▸ DATA ROWS:
○ ○ ○ ○ ○

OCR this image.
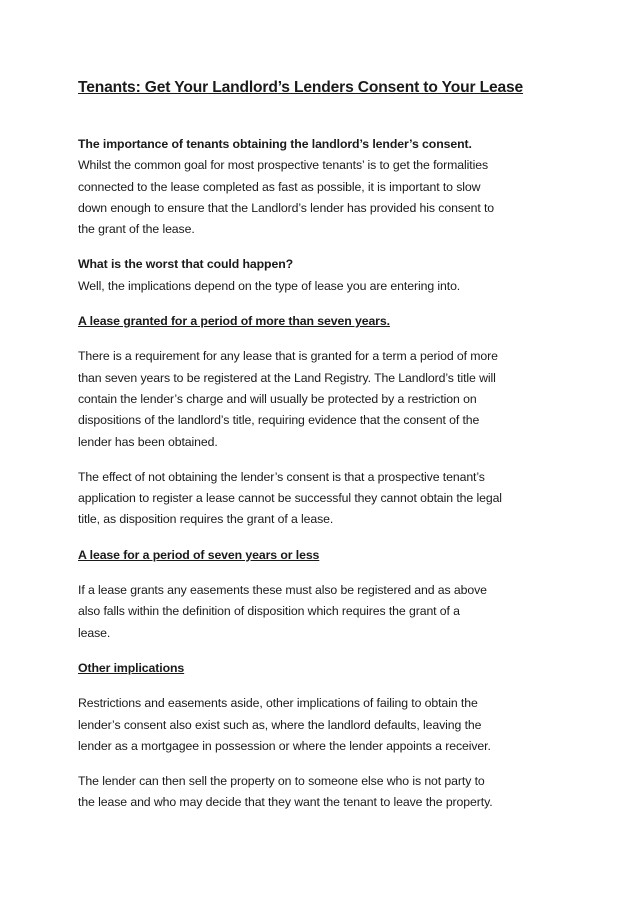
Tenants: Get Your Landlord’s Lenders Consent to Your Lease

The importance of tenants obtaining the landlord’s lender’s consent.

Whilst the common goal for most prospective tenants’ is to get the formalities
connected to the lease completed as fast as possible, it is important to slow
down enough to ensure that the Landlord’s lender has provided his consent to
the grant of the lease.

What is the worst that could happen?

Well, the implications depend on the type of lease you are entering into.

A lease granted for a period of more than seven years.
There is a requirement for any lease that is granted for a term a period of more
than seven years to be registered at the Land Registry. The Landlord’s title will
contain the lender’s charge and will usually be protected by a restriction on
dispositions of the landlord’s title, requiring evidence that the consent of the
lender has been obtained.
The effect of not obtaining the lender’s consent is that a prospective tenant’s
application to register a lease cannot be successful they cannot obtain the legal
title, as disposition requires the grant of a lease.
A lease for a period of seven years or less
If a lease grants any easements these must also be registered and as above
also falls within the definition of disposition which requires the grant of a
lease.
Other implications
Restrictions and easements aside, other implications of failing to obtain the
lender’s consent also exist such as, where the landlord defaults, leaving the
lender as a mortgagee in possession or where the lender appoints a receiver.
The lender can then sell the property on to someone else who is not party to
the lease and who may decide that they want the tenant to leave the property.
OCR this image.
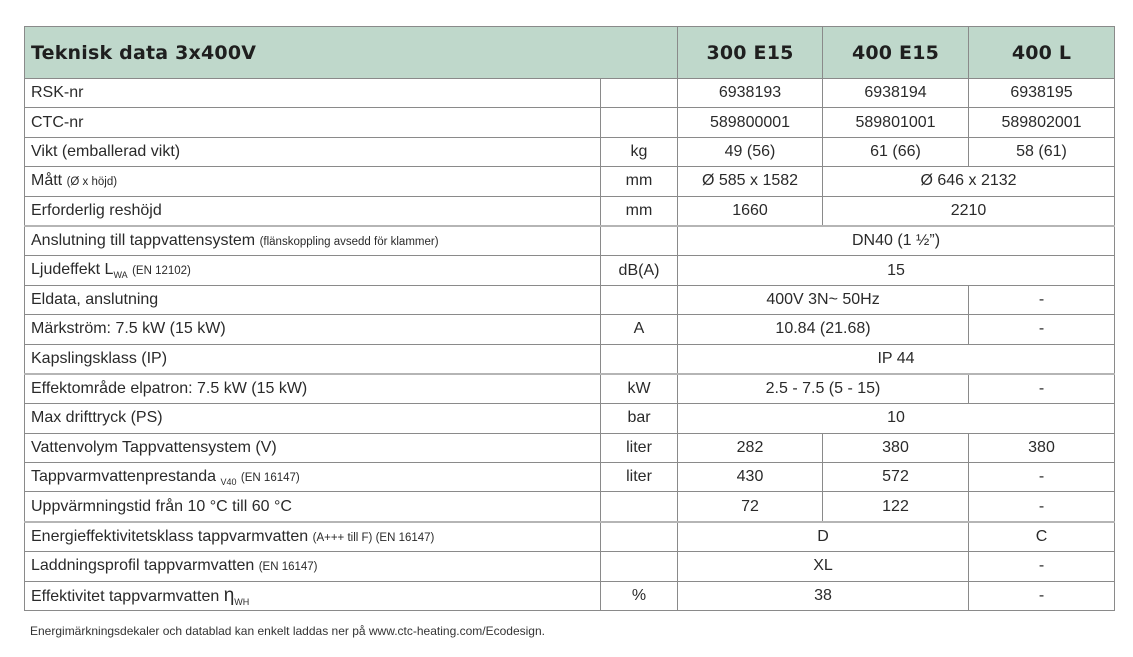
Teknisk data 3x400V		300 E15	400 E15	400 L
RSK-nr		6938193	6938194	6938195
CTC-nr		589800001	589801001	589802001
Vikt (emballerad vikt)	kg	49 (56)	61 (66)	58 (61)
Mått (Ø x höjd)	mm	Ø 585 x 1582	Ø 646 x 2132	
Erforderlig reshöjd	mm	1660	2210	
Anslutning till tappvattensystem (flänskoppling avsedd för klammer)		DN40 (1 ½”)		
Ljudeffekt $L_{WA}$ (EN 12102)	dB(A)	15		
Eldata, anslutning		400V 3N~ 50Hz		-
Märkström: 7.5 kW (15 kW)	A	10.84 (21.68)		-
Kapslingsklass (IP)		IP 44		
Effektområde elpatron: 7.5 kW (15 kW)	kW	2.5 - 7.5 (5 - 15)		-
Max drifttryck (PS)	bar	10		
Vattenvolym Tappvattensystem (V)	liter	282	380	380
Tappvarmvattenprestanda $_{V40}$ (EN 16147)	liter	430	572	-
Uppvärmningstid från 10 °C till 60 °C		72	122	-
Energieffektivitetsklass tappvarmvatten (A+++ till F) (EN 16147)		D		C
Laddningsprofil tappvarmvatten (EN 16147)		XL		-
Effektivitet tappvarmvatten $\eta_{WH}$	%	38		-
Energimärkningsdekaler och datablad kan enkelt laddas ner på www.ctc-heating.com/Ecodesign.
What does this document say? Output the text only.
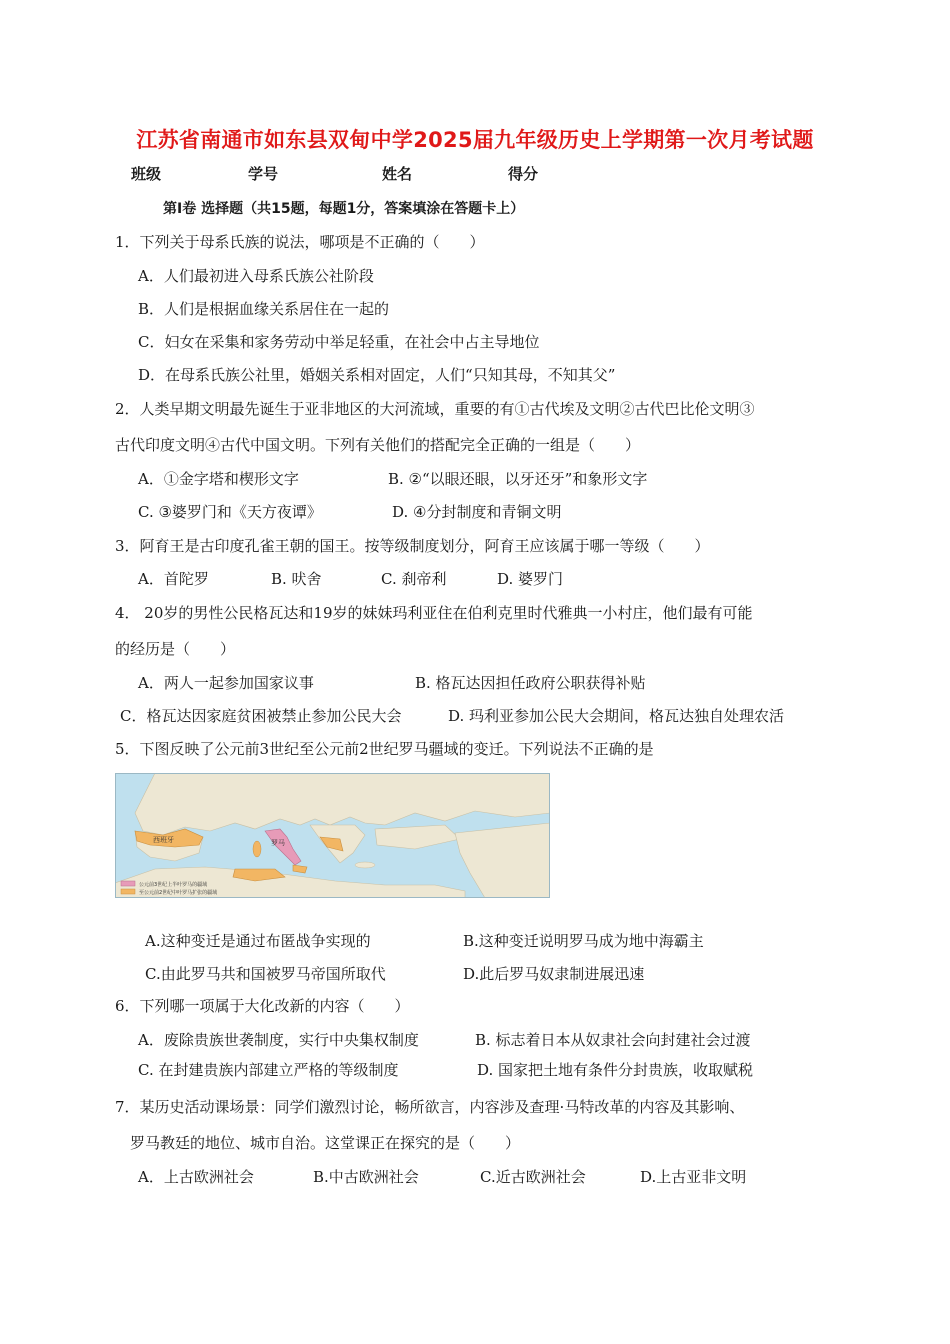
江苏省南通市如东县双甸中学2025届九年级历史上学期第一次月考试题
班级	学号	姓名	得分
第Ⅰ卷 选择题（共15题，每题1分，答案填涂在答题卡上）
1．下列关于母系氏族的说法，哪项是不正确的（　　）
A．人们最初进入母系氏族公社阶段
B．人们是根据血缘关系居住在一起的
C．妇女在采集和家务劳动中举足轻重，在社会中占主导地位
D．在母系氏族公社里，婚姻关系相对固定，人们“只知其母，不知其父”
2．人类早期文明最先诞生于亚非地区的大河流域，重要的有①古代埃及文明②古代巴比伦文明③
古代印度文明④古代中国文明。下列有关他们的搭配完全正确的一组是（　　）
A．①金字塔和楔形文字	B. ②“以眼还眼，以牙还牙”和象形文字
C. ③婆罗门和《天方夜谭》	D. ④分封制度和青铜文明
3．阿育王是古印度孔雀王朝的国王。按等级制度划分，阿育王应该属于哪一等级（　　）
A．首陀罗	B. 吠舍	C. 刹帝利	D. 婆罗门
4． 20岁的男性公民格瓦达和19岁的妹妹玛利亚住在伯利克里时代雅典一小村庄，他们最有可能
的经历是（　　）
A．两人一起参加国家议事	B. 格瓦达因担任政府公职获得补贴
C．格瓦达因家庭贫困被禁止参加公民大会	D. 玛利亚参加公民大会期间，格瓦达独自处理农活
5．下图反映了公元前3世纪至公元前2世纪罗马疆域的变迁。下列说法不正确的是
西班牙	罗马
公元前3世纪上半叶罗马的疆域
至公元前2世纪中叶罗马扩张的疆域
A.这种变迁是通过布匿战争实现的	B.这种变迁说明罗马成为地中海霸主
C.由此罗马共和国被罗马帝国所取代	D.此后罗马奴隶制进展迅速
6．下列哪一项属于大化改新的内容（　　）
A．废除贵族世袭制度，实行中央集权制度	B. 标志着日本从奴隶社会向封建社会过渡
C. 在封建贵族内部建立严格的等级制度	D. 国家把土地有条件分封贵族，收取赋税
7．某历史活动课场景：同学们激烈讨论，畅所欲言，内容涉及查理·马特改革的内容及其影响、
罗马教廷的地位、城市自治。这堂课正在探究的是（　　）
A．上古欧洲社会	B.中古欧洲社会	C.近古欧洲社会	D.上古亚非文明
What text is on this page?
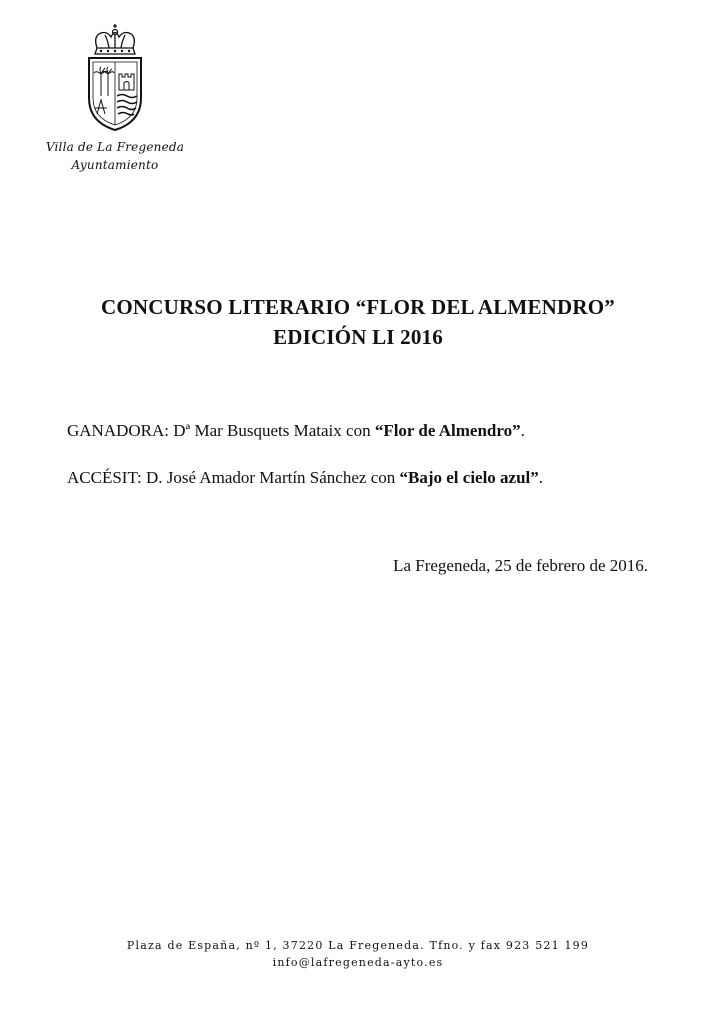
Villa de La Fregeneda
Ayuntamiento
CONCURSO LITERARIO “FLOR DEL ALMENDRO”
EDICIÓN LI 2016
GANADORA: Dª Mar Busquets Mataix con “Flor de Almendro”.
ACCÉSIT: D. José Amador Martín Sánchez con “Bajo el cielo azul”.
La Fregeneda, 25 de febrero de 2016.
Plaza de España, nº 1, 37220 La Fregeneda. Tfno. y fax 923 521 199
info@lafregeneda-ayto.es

○ ○ ○ ○ ○

▸ TASK OBJECTIVE: Gather every line from the listing above in which the word "period" appears.

▸ SOLUTION BELOW:
A lease granted for a period of more than seven years.
There is a requirement for any lease that is granted for a term a period of more
A lease for a period of seven years or less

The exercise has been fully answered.